▸ **OBJECTIVE**
Here are some records. Copy each one exactly.

======== GIVEN RECORDS ========

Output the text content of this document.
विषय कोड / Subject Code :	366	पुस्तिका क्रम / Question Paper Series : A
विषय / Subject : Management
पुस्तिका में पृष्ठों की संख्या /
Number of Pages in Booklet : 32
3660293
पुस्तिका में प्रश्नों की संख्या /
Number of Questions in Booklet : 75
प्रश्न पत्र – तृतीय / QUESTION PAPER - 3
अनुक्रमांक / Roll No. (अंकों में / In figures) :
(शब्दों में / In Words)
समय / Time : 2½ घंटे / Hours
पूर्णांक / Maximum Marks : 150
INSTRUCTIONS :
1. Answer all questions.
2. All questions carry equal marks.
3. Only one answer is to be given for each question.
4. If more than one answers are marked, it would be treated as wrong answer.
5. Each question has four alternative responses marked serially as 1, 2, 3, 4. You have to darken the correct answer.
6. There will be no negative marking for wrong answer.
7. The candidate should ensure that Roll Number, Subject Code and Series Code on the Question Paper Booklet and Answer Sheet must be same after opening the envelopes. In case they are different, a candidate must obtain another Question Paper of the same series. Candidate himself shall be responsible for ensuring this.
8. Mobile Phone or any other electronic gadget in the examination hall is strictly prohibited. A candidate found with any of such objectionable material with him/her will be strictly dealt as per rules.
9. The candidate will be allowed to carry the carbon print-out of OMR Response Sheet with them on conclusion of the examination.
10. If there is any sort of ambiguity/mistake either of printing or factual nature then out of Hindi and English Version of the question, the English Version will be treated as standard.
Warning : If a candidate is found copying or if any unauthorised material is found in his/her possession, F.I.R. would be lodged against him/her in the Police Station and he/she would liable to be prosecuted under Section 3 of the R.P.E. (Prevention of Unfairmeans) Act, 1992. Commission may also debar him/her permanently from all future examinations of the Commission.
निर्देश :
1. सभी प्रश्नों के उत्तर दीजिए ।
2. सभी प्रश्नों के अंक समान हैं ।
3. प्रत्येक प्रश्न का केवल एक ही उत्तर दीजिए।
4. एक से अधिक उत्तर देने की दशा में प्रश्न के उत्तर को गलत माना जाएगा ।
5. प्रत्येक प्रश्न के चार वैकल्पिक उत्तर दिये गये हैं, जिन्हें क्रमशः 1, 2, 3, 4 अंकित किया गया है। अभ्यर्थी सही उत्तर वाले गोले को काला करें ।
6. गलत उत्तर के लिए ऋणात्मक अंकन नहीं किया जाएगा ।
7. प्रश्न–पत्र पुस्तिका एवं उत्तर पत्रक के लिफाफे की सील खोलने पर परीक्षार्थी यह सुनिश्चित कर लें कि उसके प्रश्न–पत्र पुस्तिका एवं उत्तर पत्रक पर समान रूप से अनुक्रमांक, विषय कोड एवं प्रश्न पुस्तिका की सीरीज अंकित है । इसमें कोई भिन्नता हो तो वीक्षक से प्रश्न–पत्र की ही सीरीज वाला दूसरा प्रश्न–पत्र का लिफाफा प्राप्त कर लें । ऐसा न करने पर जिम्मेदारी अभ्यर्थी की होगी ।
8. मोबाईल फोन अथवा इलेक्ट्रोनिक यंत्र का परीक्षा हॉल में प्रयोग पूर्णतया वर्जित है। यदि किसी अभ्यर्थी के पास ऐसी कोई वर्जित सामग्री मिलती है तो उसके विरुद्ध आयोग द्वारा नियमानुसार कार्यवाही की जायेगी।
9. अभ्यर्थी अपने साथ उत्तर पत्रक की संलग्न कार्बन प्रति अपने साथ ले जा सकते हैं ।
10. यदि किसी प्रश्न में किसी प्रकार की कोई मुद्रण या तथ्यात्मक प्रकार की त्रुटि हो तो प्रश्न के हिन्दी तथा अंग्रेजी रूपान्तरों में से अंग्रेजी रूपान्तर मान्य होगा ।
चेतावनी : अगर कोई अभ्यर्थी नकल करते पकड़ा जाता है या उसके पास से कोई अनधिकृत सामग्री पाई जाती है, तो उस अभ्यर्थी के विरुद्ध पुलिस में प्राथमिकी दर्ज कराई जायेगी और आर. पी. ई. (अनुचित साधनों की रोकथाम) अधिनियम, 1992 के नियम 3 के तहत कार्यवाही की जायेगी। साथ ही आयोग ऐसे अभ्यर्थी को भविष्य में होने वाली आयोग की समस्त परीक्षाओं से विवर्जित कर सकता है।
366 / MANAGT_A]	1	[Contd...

========

▸ **WRITTEN ANSWER**
Output the text content of this document.
विषय कोड / Subject Code :	366	पुस्तिका क्रम / Question Paper Series : A
विषय / Subject : Management
पुस्तिका में पृष्ठों की संख्या /
Number of Pages in Booklet : 32
3660293
पुस्तिका में प्रश्नों की संख्या /
Number of Questions in Booklet : 75
प्रश्न पत्र – तृतीय / QUESTION PAPER - 3
अनुक्रमांक / Roll No. (अंकों में / In figures) :
(शब्दों में / In Words)
समय / Time : 2½ घंटे / Hours
पूर्णांक / Maximum Marks : 150
INSTRUCTIONS :
1. Answer all questions.
2. All questions carry equal marks.
3. Only one answer is to be given for each question.
4. If more than one answers are marked, it would be treated as wrong answer.
5. Each question has four alternative responses marked serially as 1, 2, 3, 4. You have to darken the correct answer.
6. There will be no negative marking for wrong answer.
7. The candidate should ensure that Roll Number, Subject Code and Series Code on the Question Paper Booklet and Answer Sheet must be same after opening the envelopes. In case they are different, a candidate must obtain another Question Paper of the same series. Candidate himself shall be responsible for ensuring this.
8. Mobile Phone or any other electronic gadget in the examination hall is strictly prohibited. A candidate found with any of such objectionable material with him/her will be strictly dealt as per rules.
9. The candidate will be allowed to carry the carbon print-out of OMR Response Sheet with them on conclusion of the examination.
10. If there is any sort of ambiguity/mistake either of printing or factual nature then out of Hindi and English Version of the question, the English Version will be treated as standard.
Warning : If a candidate is found copying or if any unauthorised material is found in his/her possession, F.I.R. would be lodged against him/her in the Police Station and he/she would liable to be prosecuted under Section 3 of the R.P.E. (Prevention of Unfairmeans) Act, 1992. Commission may also debar him/her permanently from all future examinations of the Commission.
निर्देश :
1. सभी प्रश्नों के उत्तर दीजिए ।
2. सभी प्रश्नों के अंक समान हैं ।
3. प्रत्येक प्रश्न का केवल एक ही उत्तर दीजिए।
4. एक से अधिक उत्तर देने की दशा में प्रश्न के उत्तर को गलत माना जाएगा ।
5. प्रत्येक प्रश्न के चार वैकल्पिक उत्तर दिये गये हैं, जिन्हें क्रमशः 1, 2, 3, 4 अंकित किया गया है। अभ्यर्थी सही उत्तर वाले गोले को काला करें ।
6. गलत उत्तर के लिए ऋणात्मक अंकन नहीं किया जाएगा ।
7. प्रश्न–पत्र पुस्तिका एवं उत्तर पत्रक के लिफाफे की सील खोलने पर परीक्षार्थी यह सुनिश्चित कर लें कि उसके प्रश्न–पत्र पुस्तिका एवं उत्तर पत्रक पर समान रूप से अनुक्रमांक, विषय कोड एवं प्रश्न पुस्तिका की सीरीज अंकित है । इसमें कोई भिन्नता हो तो वीक्षक से प्रश्न–पत्र की ही सीरीज वाला दूसरा प्रश्न–पत्र का लिफाफा प्राप्त कर लें । ऐसा न करने पर जिम्मेदारी अभ्यर्थी की होगी ।
8. मोबाईल फोन अथवा इलेक्ट्रोनिक यंत्र का परीक्षा हॉल में प्रयोग पूर्णतया वर्जित है। यदि किसी अभ्यर्थी के पास ऐसी कोई वर्जित सामग्री मिलती है तो उसके विरुद्ध आयोग द्वारा नियमानुसार कार्यवाही की जायेगी।
9. अभ्यर्थी अपने साथ उत्तर पत्रक की संलग्न कार्बन प्रति अपने साथ ले जा सकते हैं ।
10. यदि किसी प्रश्न में किसी प्रकार की कोई मुद्रण या तथ्यात्मक प्रकार की त्रुटि हो तो प्रश्न के हिन्दी तथा अंग्रेजी रूपान्तरों में से अंग्रेजी रूपान्तर मान्य होगा ।
चेतावनी : अगर कोई अभ्यर्थी नकल करते पकड़ा जाता है या उसके पास से कोई अनधिकृत सामग्री पाई जाती है, तो उस अभ्यर्थी के विरुद्ध पुलिस में प्राथमिकी दर्ज कराई जायेगी और आर. पी. ई. (अनुचित साधनों की रोकथाम) अधिनियम, 1992 के नियम 3 के तहत कार्यवाही की जायेगी। साथ ही आयोग ऐसे अभ्यर्थी को भविष्य में होने वाली आयोग की समस्त परीक्षाओं से विवर्जित कर सकता है।
366 / MANAGT_A]	1	[Contd...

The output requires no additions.